(Some records)
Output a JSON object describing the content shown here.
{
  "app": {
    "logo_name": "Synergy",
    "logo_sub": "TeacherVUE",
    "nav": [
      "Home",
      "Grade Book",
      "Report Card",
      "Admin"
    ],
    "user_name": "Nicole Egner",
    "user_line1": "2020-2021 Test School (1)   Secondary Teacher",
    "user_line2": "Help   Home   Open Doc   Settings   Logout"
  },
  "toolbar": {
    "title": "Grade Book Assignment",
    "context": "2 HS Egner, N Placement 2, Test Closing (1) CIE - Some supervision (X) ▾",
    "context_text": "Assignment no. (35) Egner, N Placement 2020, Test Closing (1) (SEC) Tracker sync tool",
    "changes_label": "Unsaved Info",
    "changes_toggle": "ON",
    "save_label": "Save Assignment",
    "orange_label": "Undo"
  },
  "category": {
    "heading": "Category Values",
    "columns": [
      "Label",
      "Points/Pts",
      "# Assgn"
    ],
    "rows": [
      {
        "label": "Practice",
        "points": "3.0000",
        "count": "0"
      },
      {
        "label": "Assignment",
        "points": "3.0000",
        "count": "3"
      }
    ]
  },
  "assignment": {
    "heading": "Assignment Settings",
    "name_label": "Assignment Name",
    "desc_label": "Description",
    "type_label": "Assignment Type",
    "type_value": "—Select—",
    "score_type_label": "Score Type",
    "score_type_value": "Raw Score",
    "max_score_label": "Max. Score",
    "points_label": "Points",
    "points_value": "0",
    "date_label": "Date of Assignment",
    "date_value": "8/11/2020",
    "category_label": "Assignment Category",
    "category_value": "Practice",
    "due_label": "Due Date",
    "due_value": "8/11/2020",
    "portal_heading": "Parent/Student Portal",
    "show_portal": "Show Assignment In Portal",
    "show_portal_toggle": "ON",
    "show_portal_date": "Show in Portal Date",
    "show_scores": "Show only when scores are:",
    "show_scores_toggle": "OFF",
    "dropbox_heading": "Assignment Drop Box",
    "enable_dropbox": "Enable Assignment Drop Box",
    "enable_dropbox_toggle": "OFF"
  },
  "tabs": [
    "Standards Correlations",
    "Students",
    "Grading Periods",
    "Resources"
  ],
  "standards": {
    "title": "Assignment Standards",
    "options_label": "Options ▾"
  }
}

• _Set exercise_
Set down all of the data above, word for word.

• _Exercise solution_
Output a JSON object describing the content shown here.
{
  "app": {
    "logo_name": "Synergy",
    "logo_sub": "TeacherVUE",
    "nav": [
      "Home",
      "Grade Book",
      "Report Card",
      "Admin"
    ],
    "user_name": "Nicole Egner",
    "user_line1": "2020-2021 Test School (1)   Secondary Teacher",
    "user_line2": "Help   Home   Open Doc   Settings   Logout"
  },
  "toolbar": {
    "title": "Grade Book Assignment",
    "context": "2 HS Egner, N Placement 2, Test Closing (1) CIE - Some supervision (X) ▾",
    "context_text": "Assignment no. (35) Egner, N Placement 2020, Test Closing (1) (SEC) Tracker sync tool",
    "changes_label": "Unsaved Info",
    "changes_toggle": "ON",
    "save_label": "Save Assignment",
    "orange_label": "Undo"
  },
  "category": {
    "heading": "Category Values",
    "columns": [
      "Label",
      "Points/Pts",
      "# Assgn"
    ],
    "rows": [
      {
        "label": "Practice",
        "points": "3.0000",
        "count": "0"
      },
      {
        "label": "Assignment",
        "points": "3.0000",
        "count": "3"
      }
    ]
  },
  "assignment": {
    "heading": "Assignment Settings",
    "name_label": "Assignment Name",
    "desc_label": "Description",
    "type_label": "Assignment Type",
    "type_value": "—Select—",
    "score_type_label": "Score Type",
    "score_type_value": "Raw Score",
    "max_score_label": "Max. Score",
    "points_label": "Points",
    "points_value": "0",
    "date_label": "Date of Assignment",
    "date_value": "8/11/2020",
    "category_label": "Assignment Category",
    "category_value": "Practice",
    "due_label": "Due Date",
    "due_value": "8/11/2020",
    "portal_heading": "Parent/Student Portal",
    "show_portal": "Show Assignment In Portal",
    "show_portal_toggle": "ON",
    "show_portal_date": "Show in Portal Date",
    "show_scores": "Show only when scores are:",
    "show_scores_toggle": "OFF",
    "dropbox_heading": "Assignment Drop Box",
    "enable_dropbox": "Enable Assignment Drop Box",
    "enable_dropbox_toggle": "OFF"
  },
  "tabs": [
    "Standards Correlations",
    "Students",
    "Grading Periods",
    "Resources"
  ],
  "standards": {
    "title": "Assignment Standards",
    "options_label": "Options ▾"
  }
}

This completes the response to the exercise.